AIM OF THE TASK
Please turn the items from the line with "stat-label: 리뷰 xyxy=(236,84,264,103)" up to and including the line with "terms-link[interactable]: 이용약관 xyxy=(80,957,130,977)" into a numbered list, leaving out any blank lines.

Element boundary records
--------------------

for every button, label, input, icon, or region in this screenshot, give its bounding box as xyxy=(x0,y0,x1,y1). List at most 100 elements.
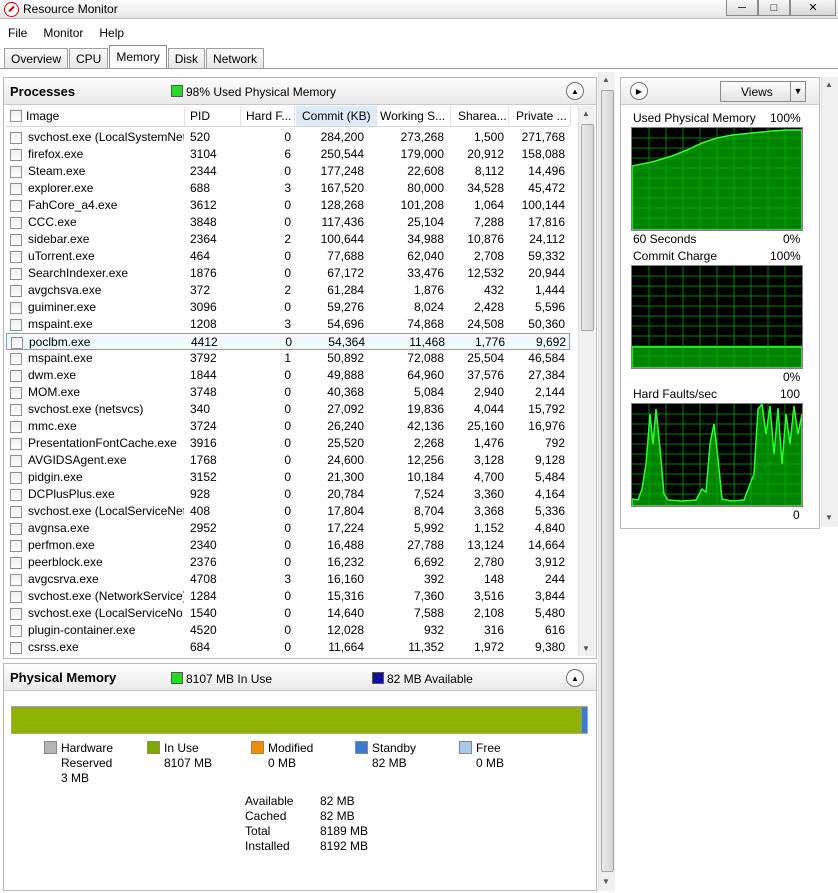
menu-help[interactable]: Help xyxy=(91,24,132,42)
row-checkbox[interactable] xyxy=(10,166,22,178)
row-checkbox[interactable] xyxy=(10,234,22,246)
graphs-scroll-down-icon[interactable]: ▼ xyxy=(825,513,833,522)
row-checkbox[interactable] xyxy=(10,642,22,654)
tab-overview[interactable]: Overview xyxy=(4,48,69,68)
scroll-down-arrow-icon[interactable]: ▼ xyxy=(582,644,590,653)
table-row[interactable]: svchost.exe (NetworkService) 1284 0 15,316 7… xyxy=(6,588,570,605)
row-checkbox[interactable] xyxy=(10,251,22,263)
graphs-scroll-up-icon[interactable]: ▲ xyxy=(825,80,833,89)
views-button[interactable]: Views ▼ xyxy=(720,81,806,102)
graphs-scrollbar[interactable]: ▲ ▼ xyxy=(821,77,838,527)
main-scroll-thumb[interactable] xyxy=(601,90,614,872)
row-checkbox[interactable] xyxy=(10,557,22,569)
row-checkbox[interactable] xyxy=(10,438,22,450)
table-row[interactable]: csrss.exe 684 0 11,664 11,352 1,972 9,380 xyxy=(6,639,570,656)
table-row[interactable]: SearchIndexer.exe 1876 0 67,172 33,476 12,532… xyxy=(6,265,570,282)
table-row[interactable]: plugin-container.exe 4520 0 12,028 932 316 616 xyxy=(6,622,570,639)
select-all-checkbox[interactable] xyxy=(10,110,22,122)
tab-memory[interactable]: Memory xyxy=(109,45,167,68)
row-checkbox[interactable] xyxy=(10,132,22,144)
table-row[interactable]: pidgin.exe 3152 0 21,300 10,184 4,700 5,484 xyxy=(6,469,570,486)
tab-cpu[interactable]: CPU xyxy=(69,48,109,68)
table-row[interactable]: peerblock.exe 2376 0 16,232 6,692 2,780 3,912 xyxy=(6,554,570,571)
row-checkbox[interactable] xyxy=(10,319,22,331)
table-row[interactable]: avgchsva.exe 372 2 61,284 1,876 432 1,444 xyxy=(6,282,570,299)
table-row[interactable]: mspaint.exe 1208 3 54,696 74,868 24,508 50,360 xyxy=(6,316,570,333)
column-hard-faults[interactable]: Hard F... xyxy=(246,106,295,126)
maximize-button[interactable]: □ xyxy=(758,0,790,16)
row-checkbox[interactable] xyxy=(10,591,22,603)
expand-graphs-button[interactable]: ▶ xyxy=(630,82,648,100)
menu-monitor[interactable]: Monitor xyxy=(35,24,91,42)
table-row[interactable]: guiminer.exe 3096 0 59,276 8,024 2,428 5,596 xyxy=(6,299,570,316)
row-checkbox[interactable] xyxy=(10,540,22,552)
row-checkbox[interactable] xyxy=(10,574,22,586)
processes-scroll-thumb[interactable] xyxy=(581,124,594,331)
table-row[interactable]: avgnsa.exe 2952 0 17,224 5,992 1,152 4,840 xyxy=(6,520,570,537)
table-row[interactable]: svchost.exe (LocalServiceNet... 408 0 17,80… xyxy=(6,503,570,520)
row-checkbox[interactable] xyxy=(10,421,22,433)
row-checkbox[interactable] xyxy=(10,523,22,535)
row-checkbox[interactable] xyxy=(10,353,22,365)
table-row[interactable]: explorer.exe 688 3 167,520 80,000 34,528 45,47… xyxy=(6,180,570,197)
table-row[interactable]: uTorrent.exe 464 0 77,688 62,040 2,708 59,332 xyxy=(6,248,570,265)
row-checkbox[interactable] xyxy=(10,455,22,467)
column-pid[interactable]: PID xyxy=(190,106,241,126)
table-row[interactable]: sidebar.exe 2364 2 100,644 34,988 10,876 24,11… xyxy=(6,231,570,248)
row-checkbox[interactable] xyxy=(10,183,22,195)
tab-disk[interactable]: Disk xyxy=(167,48,206,68)
cell-working-set: 80,000 xyxy=(407,181,444,195)
menu-file[interactable]: File xyxy=(0,24,35,42)
table-row[interactable]: svchost.exe (LocalSystemNet... 520 0 284,20… xyxy=(6,129,570,146)
table-row[interactable]: mspaint.exe 3792 1 50,892 72,088 25,504 46,584 xyxy=(6,350,570,367)
main-scrollbar[interactable]: ▲ ▼ xyxy=(598,72,615,891)
tab-network[interactable]: Network xyxy=(206,48,265,68)
table-row[interactable]: MOM.exe 3748 0 40,368 5,084 2,940 2,144 xyxy=(6,384,570,401)
column-shareable[interactable]: Sharea... xyxy=(458,106,509,126)
minimize-button[interactable]: ─ xyxy=(726,0,758,16)
table-row[interactable]: FahCore_a4.exe 3612 0 128,268 101,208 1,064 10… xyxy=(6,197,570,214)
row-checkbox[interactable] xyxy=(10,302,22,314)
row-checkbox[interactable] xyxy=(10,404,22,416)
table-row[interactable]: poclbm.exe 4412 0 54,364 11,468 1,776 9,692 xyxy=(6,333,570,350)
table-row[interactable]: AVGIDSAgent.exe 1768 0 24,600 12,256 3,128 9,1… xyxy=(6,452,570,469)
row-checkbox[interactable] xyxy=(10,489,22,501)
table-row[interactable]: svchost.exe (LocalServiceNo... 1540 0 14,64… xyxy=(6,605,570,622)
row-checkbox[interactable] xyxy=(10,506,22,518)
row-checkbox[interactable] xyxy=(10,625,22,637)
row-checkbox[interactable] xyxy=(11,337,23,349)
row-checkbox[interactable] xyxy=(10,268,22,280)
column-commit[interactable]: Commit (KB) xyxy=(296,106,377,126)
collapse-processes-button[interactable]: ▲ xyxy=(566,82,584,100)
column-image[interactable]: Image xyxy=(26,106,185,126)
row-checkbox[interactable] xyxy=(10,285,22,297)
collapse-physical-memory-button[interactable]: ▲ xyxy=(566,669,584,687)
row-checkbox[interactable] xyxy=(10,217,22,229)
column-working-set[interactable]: Working S... xyxy=(380,106,451,126)
close-button[interactable]: ✕ xyxy=(790,0,836,16)
table-row[interactable]: svchost.exe (netsvcs) 340 0 27,092 19,836 4,0… xyxy=(6,401,570,418)
main-scroll-down-icon[interactable]: ▼ xyxy=(602,877,610,886)
table-row[interactable]: CCC.exe 3848 0 117,436 25,104 7,288 17,816 xyxy=(6,214,570,231)
scroll-up-arrow-icon[interactable]: ▲ xyxy=(582,109,590,118)
cell-working-set: 22,608 xyxy=(407,164,444,178)
main-scroll-up-icon[interactable]: ▲ xyxy=(602,75,610,84)
table-row[interactable]: firefox.exe 3104 6 250,544 179,000 20,912 158,… xyxy=(6,146,570,163)
processes-header[interactable]: Processes 98% Used Physical Memory ▲ xyxy=(4,78,596,105)
table-row[interactable]: mmc.exe 3724 0 26,240 42,136 25,160 16,976 xyxy=(6,418,570,435)
row-checkbox[interactable] xyxy=(10,472,22,484)
row-checkbox[interactable] xyxy=(10,387,22,399)
table-row[interactable]: Steam.exe 2344 0 177,248 22,608 8,112 14,496 xyxy=(6,163,570,180)
table-row[interactable]: perfmon.exe 2340 0 16,488 27,788 13,124 14,664 xyxy=(6,537,570,554)
physical-memory-header[interactable]: Physical Memory 8107 MB In Use 82 MB Ava… xyxy=(4,664,596,691)
column-private[interactable]: Private ... xyxy=(516,106,571,126)
table-row[interactable]: PresentationFontCache.exe 3916 0 25,520 2,26… xyxy=(6,435,570,452)
row-checkbox[interactable] xyxy=(10,200,22,212)
row-checkbox[interactable] xyxy=(10,370,22,382)
table-row[interactable]: dwm.exe 1844 0 49,888 64,960 37,576 27,384 xyxy=(6,367,570,384)
processes-scrollbar[interactable]: ▲ ▼ xyxy=(578,106,595,656)
table-row[interactable]: DCPlusPlus.exe 928 0 20,784 7,524 3,360 4,164 xyxy=(6,486,570,503)
table-row[interactable]: avgcsrva.exe 4708 3 16,160 392 148 244 xyxy=(6,571,570,588)
row-checkbox[interactable] xyxy=(10,608,22,620)
row-checkbox[interactable] xyxy=(10,149,22,161)
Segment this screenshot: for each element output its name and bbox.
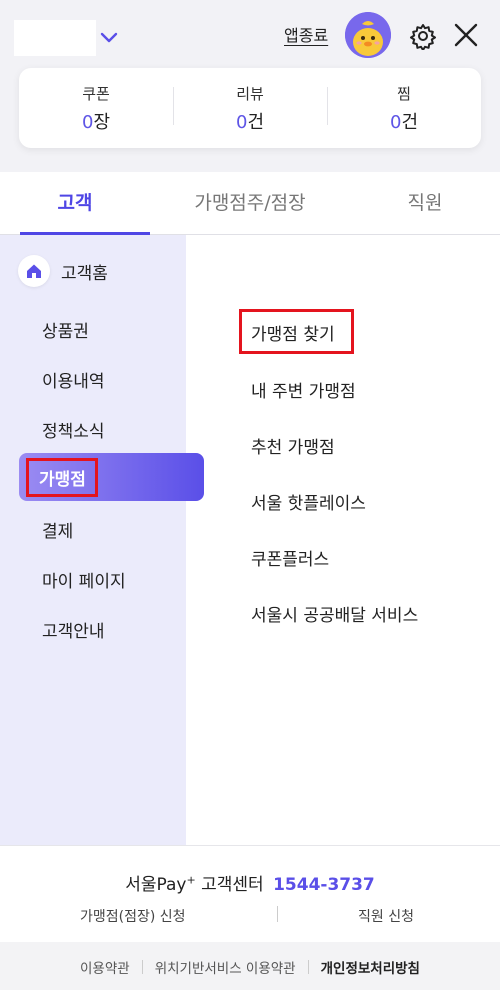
stat-label: 리뷰 xyxy=(236,84,264,103)
submenu-coupon-plus[interactable]: 쿠폰플러스 xyxy=(251,545,329,570)
sidebar-item-label: 고객홈 xyxy=(61,263,108,284)
stat-value: 0건 xyxy=(235,111,264,133)
service-name-sup: + xyxy=(186,873,196,887)
profile-avatar[interactable] xyxy=(345,12,391,58)
submenu-nearby-merchant[interactable]: 내 주변 가맹점 xyxy=(251,377,356,402)
close-icon[interactable] xyxy=(452,21,480,49)
sidebar-item-my-page[interactable]: 마이 페이지 xyxy=(42,567,126,592)
stat-value: 0장 xyxy=(81,111,110,133)
top-header: 앱종료 쿠폰 0장 리뷰 0건 찜 0건 xyxy=(0,0,500,172)
sidebar-item-customer-home[interactable]: 고객홈 xyxy=(18,255,108,287)
chick-character-icon xyxy=(345,12,391,58)
sidebar-item-merchant[interactable]: 가맹점 xyxy=(19,453,204,501)
privacy-policy-link[interactable]: 개인정보처리방침 xyxy=(321,957,420,977)
service-name: 서울Pay xyxy=(125,875,187,895)
role-tabs: 고객 가맹점주/점장 직원 xyxy=(0,172,500,235)
end-app-button[interactable]: 앱종료 xyxy=(284,22,328,46)
divider xyxy=(277,906,278,922)
location-terms-link[interactable]: 위치기반서비스 이용약관 xyxy=(155,957,296,977)
tab-customer[interactable]: 고객 xyxy=(0,172,150,235)
settings-gear-icon[interactable] xyxy=(409,22,437,50)
terms-link[interactable]: 이용약관 xyxy=(80,957,130,977)
sidebar-item-gift-card[interactable]: 상품권 xyxy=(42,317,89,342)
customer-center: 서울Pay+ 고객센터 1544-3737 xyxy=(0,870,500,895)
merchant-apply-link[interactable]: 가맹점(점장) 신청 xyxy=(80,906,186,926)
stat-value: 0건 xyxy=(389,111,418,133)
divider xyxy=(141,959,143,974)
sidebar-item-policy-news[interactable]: 정책소식 xyxy=(42,417,105,442)
submenu-recommended-merchant[interactable]: 추천 가맹점 xyxy=(251,433,335,458)
home-icon xyxy=(18,255,50,287)
sidebar-item-usage-history[interactable]: 이용내역 xyxy=(42,367,105,392)
sidebar-item-label: 가맹점 xyxy=(26,458,98,497)
tab-staff[interactable]: 직원 xyxy=(350,172,500,234)
sidebar: 고객홈 상품권 이용내역 정책소식 가맹점 결제 마이 페이지 고객안내 xyxy=(0,235,204,845)
customer-center-phone[interactable]: 1544-3737 xyxy=(273,875,375,895)
customer-center-label: 고객센터 xyxy=(201,875,264,895)
stat-coupon[interactable]: 쿠폰 0장 xyxy=(19,83,173,134)
stat-review[interactable]: 리뷰 0건 xyxy=(173,83,327,134)
stat-label: 찜 xyxy=(397,84,411,103)
submenu-find-merchant[interactable]: 가맹점 찾기 xyxy=(251,320,335,345)
footer: 서울Pay+ 고객센터 1544-3737 가맹점(점장) 신청 직원 신청 이… xyxy=(0,845,500,990)
staff-apply-link[interactable]: 직원 신청 xyxy=(358,906,414,926)
submenu-public-delivery[interactable]: 서울시 공공배달 서비스 xyxy=(251,601,418,626)
legal-links: 이용약관 위치기반서비스 이용약관 개인정보처리방침 xyxy=(0,942,500,990)
chevron-down-icon[interactable] xyxy=(98,26,120,48)
submenu-seoul-hotplace[interactable]: 서울 핫플레이스 xyxy=(251,489,366,514)
divider xyxy=(307,959,309,974)
sidebar-item-payment[interactable]: 결제 xyxy=(42,517,73,542)
activity-stats-card: 쿠폰 0장 리뷰 0건 찜 0건 xyxy=(19,68,481,148)
stat-label: 쿠폰 xyxy=(82,84,110,103)
sidebar-item-customer-guide[interactable]: 고객안내 xyxy=(42,617,105,642)
stat-favorite[interactable]: 찜 0건 xyxy=(327,83,481,134)
tab-merchant-owner[interactable]: 가맹점주/점장 xyxy=(150,172,350,234)
account-name-box[interactable] xyxy=(14,20,96,56)
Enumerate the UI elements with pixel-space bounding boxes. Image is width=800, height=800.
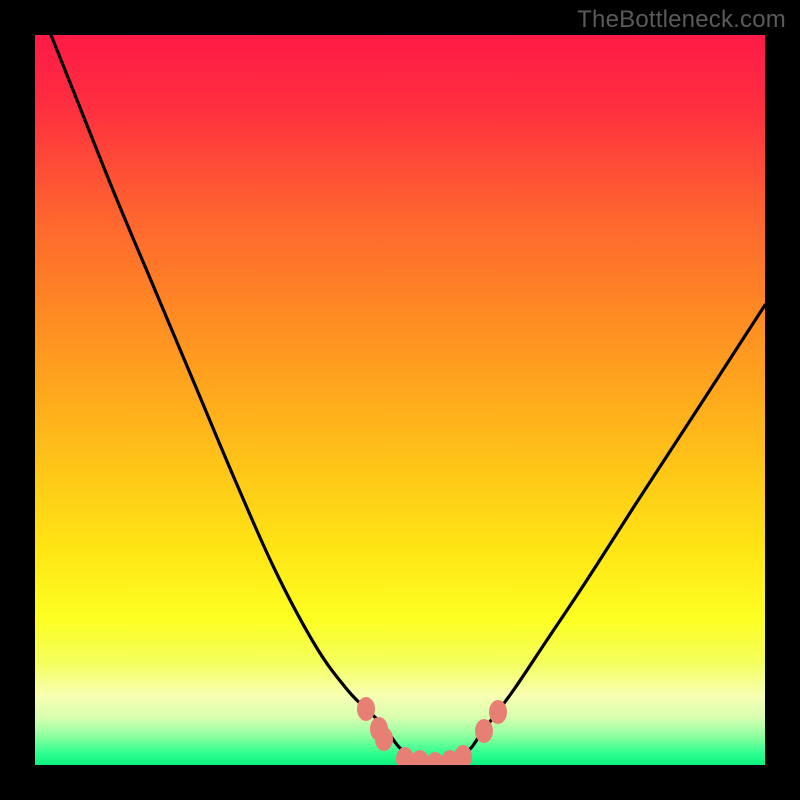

--------------------

EXERCISE RESULT
1. stat-label: 리뷰 xyxy=(236,84,264,103)
2. submenu-coupon-plus[interactable]: 쿠폰플러스 xyxy=(251,545,329,570)
3. sidebar-item-label: 고객홈 xyxy=(61,263,108,284)
4. stat-value: 0건 xyxy=(235,111,264,133)
5. service-name-sup: + xyxy=(186,873,196,887)
6. profile-avatar[interactable] xyxy=(345,12,391,58)
7. submenu-nearby-merchant[interactable]: 내 주변 가맹점 xyxy=(251,377,356,402)
8. close-icon[interactable] xyxy=(452,21,480,49)
9. sidebar-item-my-page[interactable]: 마이 페이지 xyxy=(42,567,126,592)
10. stat-value: 0장 xyxy=(81,111,110,133)
11. top-header: 앱종료 쿠폰 0장 리뷰 0건 찜 0건 xyxy=(0,0,500,172)
12. sidebar-item-customer-home[interactable]: 고객홈 xyxy=(18,255,108,287)
13. chick-character-icon xyxy=(345,12,391,58)
14. sidebar-item-merchant[interactable]: 가맹점 xyxy=(19,453,204,501)
15. privacy-policy-link[interactable]: 개인정보처리방침 xyxy=(321,957,420,977)
16. service-name: 서울Pay xyxy=(125,875,187,895)
17. role-tabs: 고객 가맹점주/점장 직원 xyxy=(0,172,500,235)
18. end-app-button[interactable]: 앱종료 xyxy=(284,22,328,46)
19. divider xyxy=(277,906,278,922)
20. location-terms-link[interactable]: 위치기반서비스 이용약관 xyxy=(155,957,296,977)
21. tab-customer[interactable]: 고객 xyxy=(0,172,150,235)
22. settings-gear-icon[interactable] xyxy=(409,22,437,50)
23. terms-link[interactable]: 이용약관 xyxy=(80,957,130,977)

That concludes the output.